TO BE DONE: Compile every line that includes the word "color".

DATASET CONTENT:
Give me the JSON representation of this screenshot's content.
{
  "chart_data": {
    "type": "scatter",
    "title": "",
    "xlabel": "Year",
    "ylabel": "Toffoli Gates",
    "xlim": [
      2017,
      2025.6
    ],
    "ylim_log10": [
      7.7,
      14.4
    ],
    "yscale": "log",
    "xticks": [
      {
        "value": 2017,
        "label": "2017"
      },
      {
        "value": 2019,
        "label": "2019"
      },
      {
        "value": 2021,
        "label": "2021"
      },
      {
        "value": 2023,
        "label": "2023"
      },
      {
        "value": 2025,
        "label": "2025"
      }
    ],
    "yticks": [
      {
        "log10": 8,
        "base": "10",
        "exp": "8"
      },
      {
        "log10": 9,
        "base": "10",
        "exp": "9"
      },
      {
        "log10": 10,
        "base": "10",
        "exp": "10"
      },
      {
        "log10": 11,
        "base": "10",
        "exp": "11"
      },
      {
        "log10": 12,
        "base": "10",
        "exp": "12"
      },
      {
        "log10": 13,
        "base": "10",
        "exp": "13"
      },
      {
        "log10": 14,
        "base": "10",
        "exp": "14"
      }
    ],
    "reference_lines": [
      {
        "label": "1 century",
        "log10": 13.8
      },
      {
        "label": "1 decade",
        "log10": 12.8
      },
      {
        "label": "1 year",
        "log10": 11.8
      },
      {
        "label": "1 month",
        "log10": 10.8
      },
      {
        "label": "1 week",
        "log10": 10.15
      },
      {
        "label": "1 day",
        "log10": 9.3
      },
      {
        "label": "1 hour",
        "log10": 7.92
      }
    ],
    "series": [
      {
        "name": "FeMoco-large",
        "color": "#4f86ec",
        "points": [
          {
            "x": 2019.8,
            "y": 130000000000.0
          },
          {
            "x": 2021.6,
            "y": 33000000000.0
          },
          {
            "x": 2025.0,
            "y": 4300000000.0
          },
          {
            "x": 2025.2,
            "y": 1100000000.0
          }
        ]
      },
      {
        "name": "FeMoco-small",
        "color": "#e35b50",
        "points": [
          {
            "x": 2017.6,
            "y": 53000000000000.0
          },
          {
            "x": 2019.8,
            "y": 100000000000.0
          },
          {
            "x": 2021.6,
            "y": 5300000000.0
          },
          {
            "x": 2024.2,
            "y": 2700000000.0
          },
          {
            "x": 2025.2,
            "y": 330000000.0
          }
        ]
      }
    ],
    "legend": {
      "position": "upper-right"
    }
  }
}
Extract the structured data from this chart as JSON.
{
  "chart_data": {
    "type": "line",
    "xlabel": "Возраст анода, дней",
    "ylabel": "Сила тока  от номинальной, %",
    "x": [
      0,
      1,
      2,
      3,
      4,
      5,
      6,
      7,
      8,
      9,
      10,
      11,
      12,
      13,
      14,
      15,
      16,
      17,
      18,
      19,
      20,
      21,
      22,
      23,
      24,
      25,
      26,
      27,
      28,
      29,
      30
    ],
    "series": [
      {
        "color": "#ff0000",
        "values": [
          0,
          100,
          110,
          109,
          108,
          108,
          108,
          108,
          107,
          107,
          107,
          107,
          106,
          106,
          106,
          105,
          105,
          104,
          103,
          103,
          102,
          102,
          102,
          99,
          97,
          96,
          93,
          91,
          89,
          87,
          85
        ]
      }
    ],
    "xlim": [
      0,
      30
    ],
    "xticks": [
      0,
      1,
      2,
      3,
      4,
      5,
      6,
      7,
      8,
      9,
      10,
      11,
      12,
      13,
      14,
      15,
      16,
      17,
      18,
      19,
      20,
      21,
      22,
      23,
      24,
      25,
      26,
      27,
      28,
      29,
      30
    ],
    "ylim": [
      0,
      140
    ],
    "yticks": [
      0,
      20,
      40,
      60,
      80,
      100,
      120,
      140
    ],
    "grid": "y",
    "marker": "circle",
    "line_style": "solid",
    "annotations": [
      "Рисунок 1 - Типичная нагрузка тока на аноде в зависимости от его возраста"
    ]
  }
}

OUTPUT OF THE TASK:
        "color": "#4f86ec",
        "color": "#e35b50",
        "color": "#ff0000",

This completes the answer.